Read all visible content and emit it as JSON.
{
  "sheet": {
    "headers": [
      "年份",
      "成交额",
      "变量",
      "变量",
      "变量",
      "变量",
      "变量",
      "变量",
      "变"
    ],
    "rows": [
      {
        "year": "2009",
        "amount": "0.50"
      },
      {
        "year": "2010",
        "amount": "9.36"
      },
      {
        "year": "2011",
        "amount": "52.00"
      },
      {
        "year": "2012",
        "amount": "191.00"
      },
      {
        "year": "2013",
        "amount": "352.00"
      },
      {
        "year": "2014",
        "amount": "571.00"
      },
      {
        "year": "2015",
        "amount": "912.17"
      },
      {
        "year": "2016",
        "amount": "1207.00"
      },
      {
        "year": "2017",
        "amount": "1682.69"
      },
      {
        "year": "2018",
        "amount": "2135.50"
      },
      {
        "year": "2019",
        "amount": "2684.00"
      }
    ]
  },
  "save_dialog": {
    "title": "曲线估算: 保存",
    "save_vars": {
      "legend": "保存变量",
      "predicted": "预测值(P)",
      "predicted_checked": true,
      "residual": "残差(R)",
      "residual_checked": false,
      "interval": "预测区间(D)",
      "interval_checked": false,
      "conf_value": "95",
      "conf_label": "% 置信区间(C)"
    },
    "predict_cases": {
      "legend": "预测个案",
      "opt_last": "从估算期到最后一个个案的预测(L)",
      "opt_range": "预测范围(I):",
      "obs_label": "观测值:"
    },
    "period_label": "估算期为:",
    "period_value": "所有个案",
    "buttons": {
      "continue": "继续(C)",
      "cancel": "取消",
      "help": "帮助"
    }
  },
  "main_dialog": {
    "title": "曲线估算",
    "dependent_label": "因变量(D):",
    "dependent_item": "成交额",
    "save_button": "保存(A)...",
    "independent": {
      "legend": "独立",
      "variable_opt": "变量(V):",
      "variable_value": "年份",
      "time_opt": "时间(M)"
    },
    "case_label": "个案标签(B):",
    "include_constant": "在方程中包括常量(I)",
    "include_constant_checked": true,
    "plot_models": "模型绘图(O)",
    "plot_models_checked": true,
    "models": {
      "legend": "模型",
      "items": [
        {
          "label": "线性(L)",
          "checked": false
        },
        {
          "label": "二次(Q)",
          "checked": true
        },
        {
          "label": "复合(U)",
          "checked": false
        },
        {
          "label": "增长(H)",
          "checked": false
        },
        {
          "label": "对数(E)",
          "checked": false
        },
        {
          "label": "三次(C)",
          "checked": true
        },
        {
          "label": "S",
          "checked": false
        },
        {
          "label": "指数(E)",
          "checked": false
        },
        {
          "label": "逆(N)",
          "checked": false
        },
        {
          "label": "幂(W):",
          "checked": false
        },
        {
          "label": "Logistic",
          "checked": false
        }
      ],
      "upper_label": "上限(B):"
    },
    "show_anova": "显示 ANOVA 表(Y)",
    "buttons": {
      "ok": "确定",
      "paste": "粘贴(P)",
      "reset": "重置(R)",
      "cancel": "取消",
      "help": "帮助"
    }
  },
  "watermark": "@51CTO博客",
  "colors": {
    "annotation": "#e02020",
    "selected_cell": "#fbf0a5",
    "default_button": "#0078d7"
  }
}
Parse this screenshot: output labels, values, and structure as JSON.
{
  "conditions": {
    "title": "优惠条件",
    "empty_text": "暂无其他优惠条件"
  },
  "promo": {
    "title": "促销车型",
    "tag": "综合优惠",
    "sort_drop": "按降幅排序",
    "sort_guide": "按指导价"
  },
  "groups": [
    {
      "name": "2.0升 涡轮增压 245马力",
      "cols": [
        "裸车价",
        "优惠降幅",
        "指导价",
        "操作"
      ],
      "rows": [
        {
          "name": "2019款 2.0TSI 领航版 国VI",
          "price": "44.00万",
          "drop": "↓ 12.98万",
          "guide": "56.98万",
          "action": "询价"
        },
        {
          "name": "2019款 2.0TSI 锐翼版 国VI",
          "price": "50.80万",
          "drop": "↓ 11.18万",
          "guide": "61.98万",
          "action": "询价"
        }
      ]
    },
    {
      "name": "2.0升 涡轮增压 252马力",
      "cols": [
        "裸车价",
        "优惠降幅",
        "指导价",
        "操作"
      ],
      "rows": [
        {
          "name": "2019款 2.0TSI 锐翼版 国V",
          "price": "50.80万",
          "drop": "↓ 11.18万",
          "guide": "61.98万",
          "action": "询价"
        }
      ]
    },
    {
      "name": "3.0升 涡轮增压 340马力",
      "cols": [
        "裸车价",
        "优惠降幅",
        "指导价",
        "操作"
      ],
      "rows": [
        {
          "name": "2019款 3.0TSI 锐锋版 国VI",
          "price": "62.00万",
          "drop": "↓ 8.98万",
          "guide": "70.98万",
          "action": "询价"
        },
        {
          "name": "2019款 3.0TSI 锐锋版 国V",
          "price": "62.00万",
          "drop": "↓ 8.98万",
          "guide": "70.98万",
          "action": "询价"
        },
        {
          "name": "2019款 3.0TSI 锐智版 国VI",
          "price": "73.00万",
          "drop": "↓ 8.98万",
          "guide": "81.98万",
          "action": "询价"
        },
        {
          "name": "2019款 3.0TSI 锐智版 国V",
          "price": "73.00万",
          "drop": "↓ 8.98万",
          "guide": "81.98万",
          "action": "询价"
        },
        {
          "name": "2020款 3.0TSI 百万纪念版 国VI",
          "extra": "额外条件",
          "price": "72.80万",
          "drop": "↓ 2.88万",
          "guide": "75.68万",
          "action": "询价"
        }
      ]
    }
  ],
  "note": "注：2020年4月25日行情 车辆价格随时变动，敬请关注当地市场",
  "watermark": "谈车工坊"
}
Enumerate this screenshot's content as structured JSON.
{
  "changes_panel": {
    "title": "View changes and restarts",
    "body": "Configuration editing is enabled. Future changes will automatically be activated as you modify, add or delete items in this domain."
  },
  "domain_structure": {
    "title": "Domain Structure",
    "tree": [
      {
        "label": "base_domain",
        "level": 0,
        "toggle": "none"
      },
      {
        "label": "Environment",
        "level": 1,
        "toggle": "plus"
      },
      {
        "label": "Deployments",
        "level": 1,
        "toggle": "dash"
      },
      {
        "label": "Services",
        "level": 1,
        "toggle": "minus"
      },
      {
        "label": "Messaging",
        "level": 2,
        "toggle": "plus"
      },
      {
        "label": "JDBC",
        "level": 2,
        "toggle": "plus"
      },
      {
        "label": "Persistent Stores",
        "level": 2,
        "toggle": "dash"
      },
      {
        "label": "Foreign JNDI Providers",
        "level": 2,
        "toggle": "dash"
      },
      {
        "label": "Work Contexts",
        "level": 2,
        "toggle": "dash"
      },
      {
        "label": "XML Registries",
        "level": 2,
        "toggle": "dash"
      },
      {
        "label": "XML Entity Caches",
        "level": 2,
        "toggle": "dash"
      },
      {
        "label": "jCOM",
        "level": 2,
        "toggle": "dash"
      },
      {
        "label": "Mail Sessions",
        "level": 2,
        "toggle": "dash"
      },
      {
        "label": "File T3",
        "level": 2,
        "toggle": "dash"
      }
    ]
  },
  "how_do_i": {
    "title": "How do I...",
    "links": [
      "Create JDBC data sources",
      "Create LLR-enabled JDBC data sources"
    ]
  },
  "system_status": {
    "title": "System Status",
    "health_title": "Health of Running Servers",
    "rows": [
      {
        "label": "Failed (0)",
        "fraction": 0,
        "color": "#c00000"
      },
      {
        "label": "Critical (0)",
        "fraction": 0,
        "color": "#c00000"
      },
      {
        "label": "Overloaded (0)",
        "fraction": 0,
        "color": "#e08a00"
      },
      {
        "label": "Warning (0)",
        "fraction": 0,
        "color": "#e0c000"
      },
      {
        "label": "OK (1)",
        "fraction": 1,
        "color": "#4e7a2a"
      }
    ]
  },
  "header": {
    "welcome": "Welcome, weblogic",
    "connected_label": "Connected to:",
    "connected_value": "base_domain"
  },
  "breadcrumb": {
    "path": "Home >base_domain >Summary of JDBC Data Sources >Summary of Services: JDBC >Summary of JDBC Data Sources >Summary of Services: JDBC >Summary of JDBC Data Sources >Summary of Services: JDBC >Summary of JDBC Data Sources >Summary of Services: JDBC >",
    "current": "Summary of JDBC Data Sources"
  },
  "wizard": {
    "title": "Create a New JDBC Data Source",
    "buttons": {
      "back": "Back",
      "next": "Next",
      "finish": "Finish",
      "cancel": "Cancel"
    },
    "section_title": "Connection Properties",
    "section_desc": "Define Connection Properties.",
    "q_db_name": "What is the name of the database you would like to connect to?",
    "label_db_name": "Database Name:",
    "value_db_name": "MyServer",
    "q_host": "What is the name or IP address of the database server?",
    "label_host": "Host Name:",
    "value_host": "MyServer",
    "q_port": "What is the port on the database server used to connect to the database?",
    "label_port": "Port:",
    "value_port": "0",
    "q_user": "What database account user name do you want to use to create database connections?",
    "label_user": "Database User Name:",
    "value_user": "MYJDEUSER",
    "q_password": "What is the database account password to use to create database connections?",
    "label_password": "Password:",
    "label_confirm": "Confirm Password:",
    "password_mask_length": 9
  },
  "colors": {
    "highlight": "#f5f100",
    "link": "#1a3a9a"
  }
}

Problem statement ▸ Look over the records above and copy each line that includes the string "connections".

Result for this task ▸
    "q_user": "What database account user name do you want to use to create database connections?",
    "q_password": "What is the database account password to use to create database connections?",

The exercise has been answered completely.